**Supplied material:**
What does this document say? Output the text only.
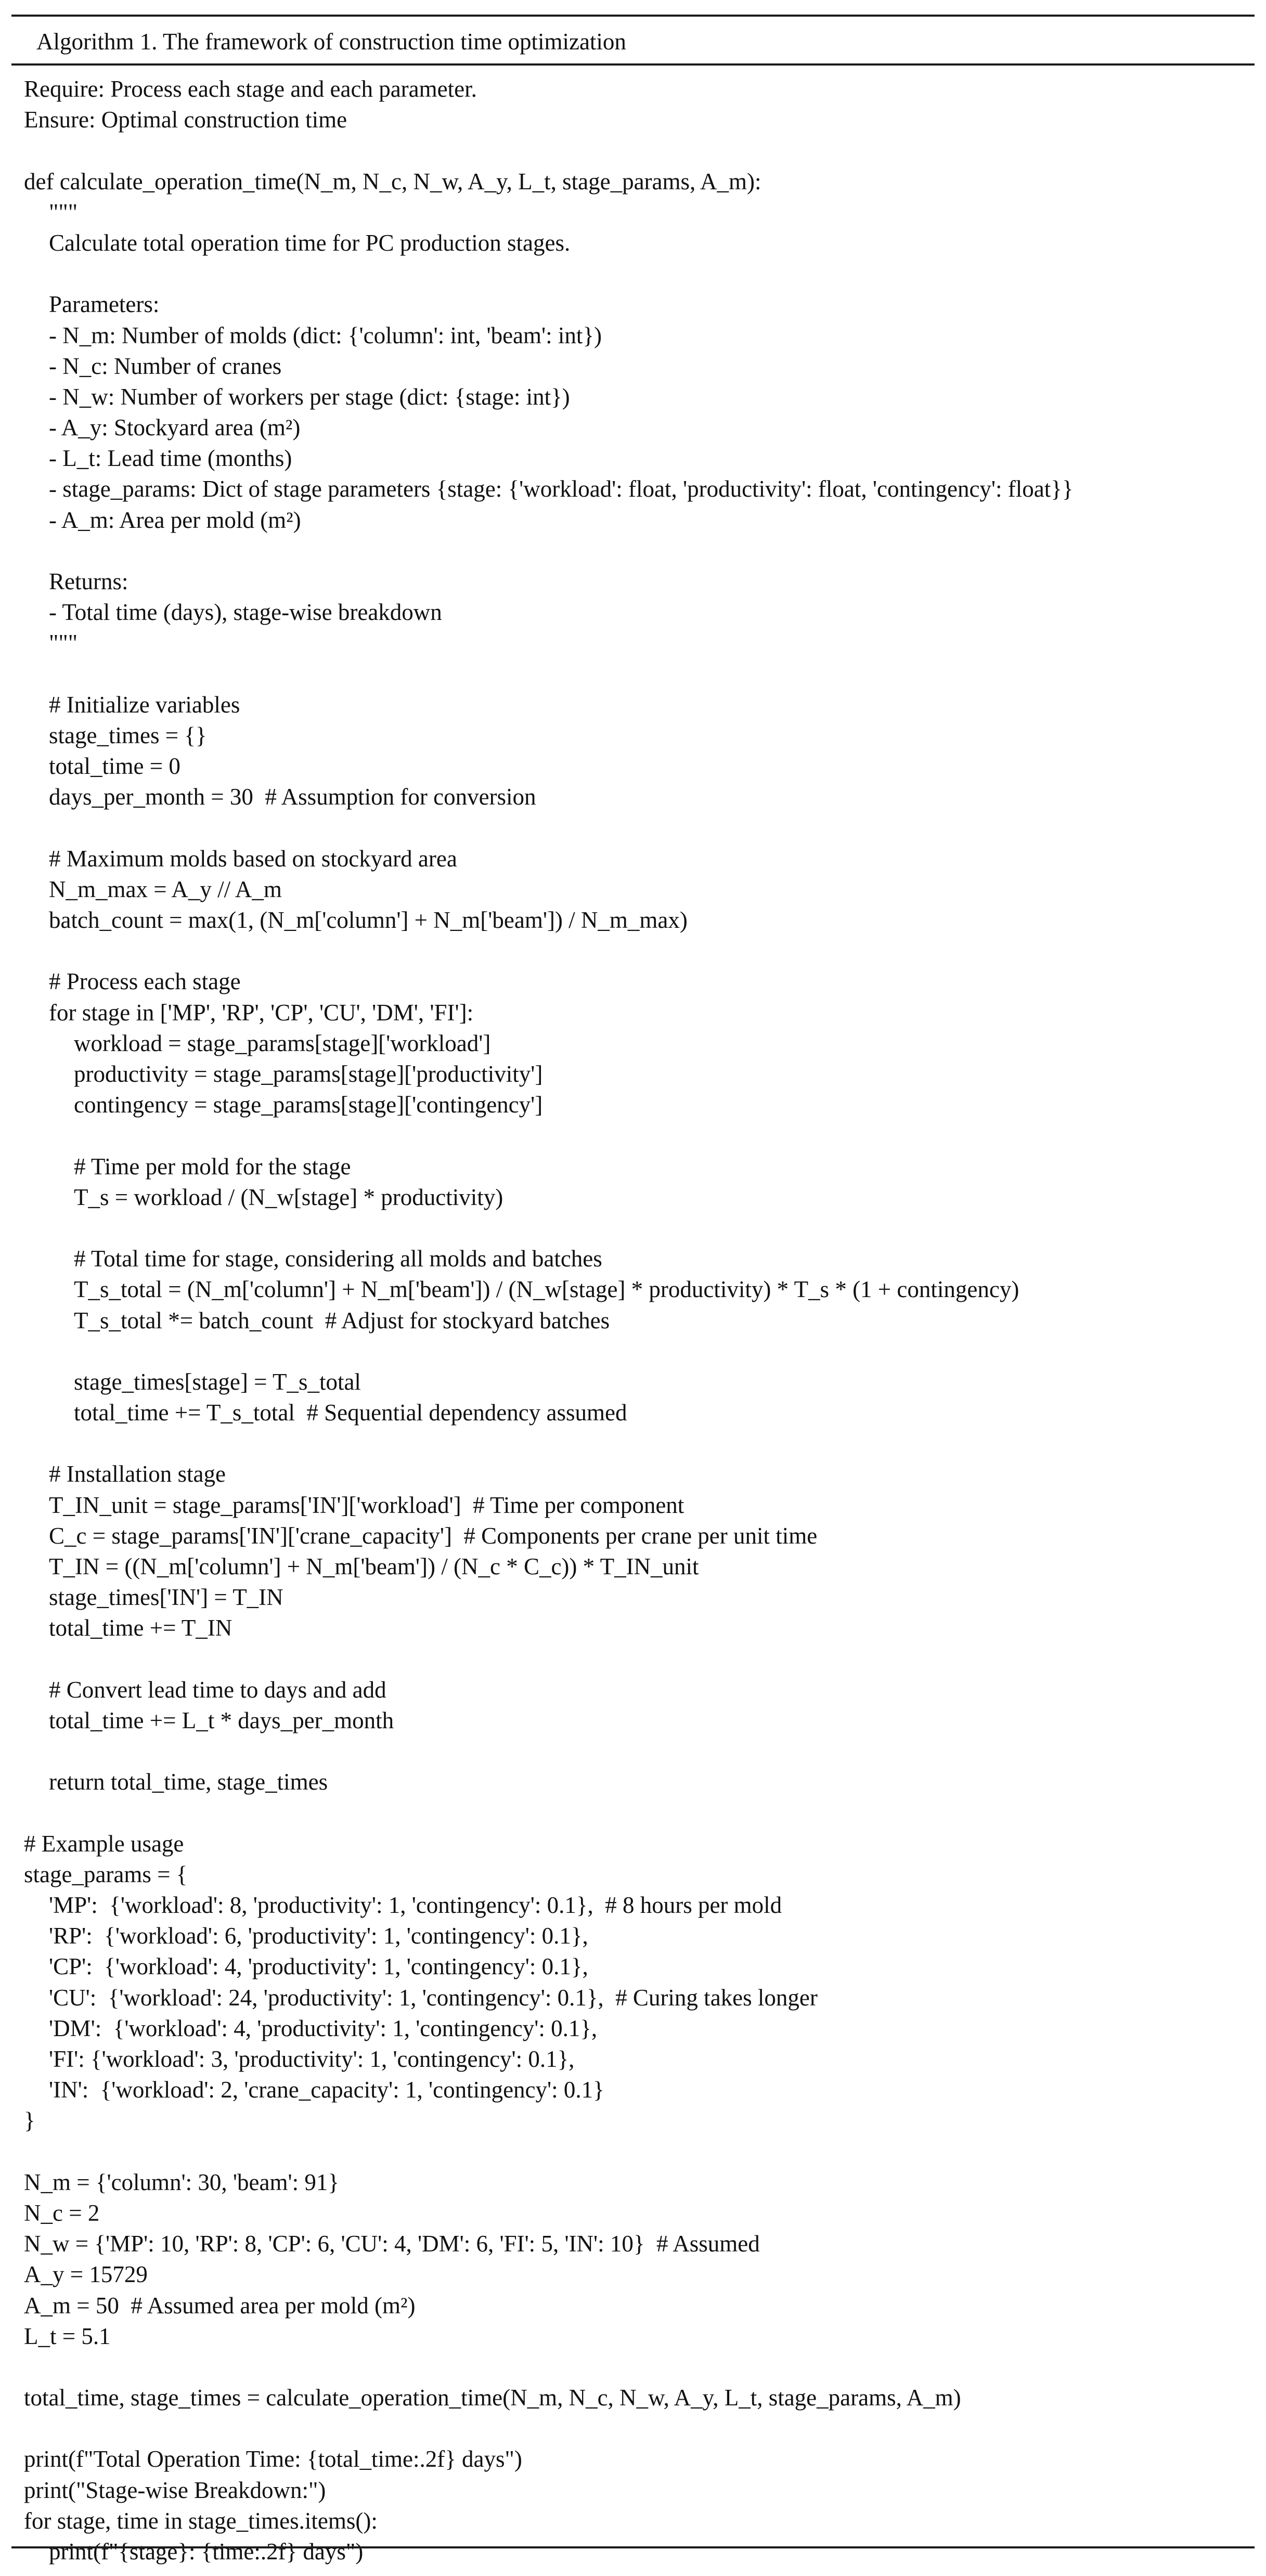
Algorithm 1. The framework of construction time optimization
Require: Process each stage and each parameter.
Ensure: Optimal construction time
def calculate_operation_time(N_m, N_c, N_w, A_y, L_t, stage_params, A_m):
"""
Calculate total operation time for PC production stages.
Parameters:
- N_m: Number of molds (dict: {'column': int, 'beam': int})
- N_c: Number of cranes
- N_w: Number of workers per stage (dict: {stage: int})
- A_y: Stockyard area (m²)
- L_t: Lead time (months)
- stage_params: Dict of stage parameters {stage: {'workload': float, 'productivity': float, 'contingency': float}}
- A_m: Area per mold (m²)
Returns:
- Total time (days), stage-wise breakdown
"""
# Initialize variables
stage_times = {}
total_time = 0
days_per_month = 30  # Assumption for conversion
# Maximum molds based on stockyard area
N_m_max = A_y // A_m
batch_count = max(1, (N_m['column'] + N_m['beam']) / N_m_max)
# Process each stage
for stage in ['MP', 'RP', 'CP', 'CU', 'DM', 'FI']:
workload = stage_params[stage]['workload']
productivity = stage_params[stage]['productivity']
contingency = stage_params[stage]['contingency']
# Time per mold for the stage
T_s = workload / (N_w[stage] * productivity)
# Total time for stage, considering all molds and batches
T_s_total = (N_m['column'] + N_m['beam']) / (N_w[stage] * productivity) * T_s * (1 + contingency)
T_s_total *= batch_count  # Adjust for stockyard batches
stage_times[stage] = T_s_total
total_time += T_s_total  # Sequential dependency assumed
# Installation stage
T_IN_unit = stage_params['IN']['workload']  # Time per component
C_c = stage_params['IN']['crane_capacity']  # Components per crane per unit time
T_IN = ((N_m['column'] + N_m['beam']) / (N_c * C_c)) * T_IN_unit
stage_times['IN'] = T_IN
total_time += T_IN
# Convert lead time to days and add
total_time += L_t * days_per_month
return total_time, stage_times
# Example usage
stage_params = {
'MP':  {'workload': 8, 'productivity': 1, 'contingency': 0.1},  # 8 hours per mold
'RP':  {'workload': 6, 'productivity': 1, 'contingency': 0.1},
'CP':  {'workload': 4, 'productivity': 1, 'contingency': 0.1},
'CU':  {'workload': 24, 'productivity': 1, 'contingency': 0.1},  # Curing takes longer
'DM':  {'workload': 4, 'productivity': 1, 'contingency': 0.1},
'FI': {'workload': 3, 'productivity': 1, 'contingency': 0.1},
'IN':  {'workload': 2, 'crane_capacity': 1, 'contingency': 0.1}
}
N_m = {'column': 30, 'beam': 91}
N_c = 2
N_w = {'MP': 10, 'RP': 8, 'CP': 6, 'CU': 4, 'DM': 6, 'FI': 5, 'IN': 10}  # Assumed
A_y = 15729
A_m = 50  # Assumed area per mold (m²)
L_t = 5.1
total_time, stage_times = calculate_operation_time(N_m, N_c, N_w, A_y, L_t, stage_params, A_m)
print(f"Total Operation Time: {total_time:.2f} days")
print("Stage-wise Breakdown:")
for stage, time in stage_times.items():
print(f"{stage}: {time:.2f} days")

**What you have to do:** Give back every line exactly as it stands, pictures excluded.

**Output for this exercise:**
What does this document say? Output the text only.
Algorithm 1. The framework of construction time optimization
Require: Process each stage and each parameter.
Ensure: Optimal construction time
def calculate_operation_time(N_m, N_c, N_w, A_y, L_t, stage_params, A_m):
"""
Calculate total operation time for PC production stages.
Parameters:
- N_m: Number of molds (dict: {'column': int, 'beam': int})
- N_c: Number of cranes
- N_w: Number of workers per stage (dict: {stage: int})
- A_y: Stockyard area (m²)
- L_t: Lead time (months)
- stage_params: Dict of stage parameters {stage: {'workload': float, 'productivity': float, 'contingency': float}}
- A_m: Area per mold (m²)
Returns:
- Total time (days), stage-wise breakdown
"""
# Initialize variables
stage_times = {}
total_time = 0
days_per_month = 30  # Assumption for conversion
# Maximum molds based on stockyard area
N_m_max = A_y // A_m
batch_count = max(1, (N_m['column'] + N_m['beam']) / N_m_max)
# Process each stage
for stage in ['MP', 'RP', 'CP', 'CU', 'DM', 'FI']:
workload = stage_params[stage]['workload']
productivity = stage_params[stage]['productivity']
contingency = stage_params[stage]['contingency']
# Time per mold for the stage
T_s = workload / (N_w[stage] * productivity)
# Total time for stage, considering all molds and batches
T_s_total = (N_m['column'] + N_m['beam']) / (N_w[stage] * productivity) * T_s * (1 + contingency)
T_s_total *= batch_count  # Adjust for stockyard batches
stage_times[stage] = T_s_total
total_time += T_s_total  # Sequential dependency assumed
# Installation stage
T_IN_unit = stage_params['IN']['workload']  # Time per component
C_c = stage_params['IN']['crane_capacity']  # Components per crane per unit time
T_IN = ((N_m['column'] + N_m['beam']) / (N_c * C_c)) * T_IN_unit
stage_times['IN'] = T_IN
total_time += T_IN
# Convert lead time to days and add
total_time += L_t * days_per_month
return total_time, stage_times
# Example usage
stage_params = {
'MP':  {'workload': 8, 'productivity': 1, 'contingency': 0.1},  # 8 hours per mold
'RP':  {'workload': 6, 'productivity': 1, 'contingency': 0.1},
'CP':  {'workload': 4, 'productivity': 1, 'contingency': 0.1},
'CU':  {'workload': 24, 'productivity': 1, 'contingency': 0.1},  # Curing takes longer
'DM':  {'workload': 4, 'productivity': 1, 'contingency': 0.1},
'FI': {'workload': 3, 'productivity': 1, 'contingency': 0.1},
'IN':  {'workload': 2, 'crane_capacity': 1, 'contingency': 0.1}
}
N_m = {'column': 30, 'beam': 91}
N_c = 2
N_w = {'MP': 10, 'RP': 8, 'CP': 6, 'CU': 4, 'DM': 6, 'FI': 5, 'IN': 10}  # Assumed
A_y = 15729
A_m = 50  # Assumed area per mold (m²)
L_t = 5.1
total_time, stage_times = calculate_operation_time(N_m, N_c, N_w, A_y, L_t, stage_params, A_m)
print(f"Total Operation Time: {total_time:.2f} days")
print("Stage-wise Breakdown:")
for stage, time in stage_times.items():
print(f"{stage}: {time:.2f} days")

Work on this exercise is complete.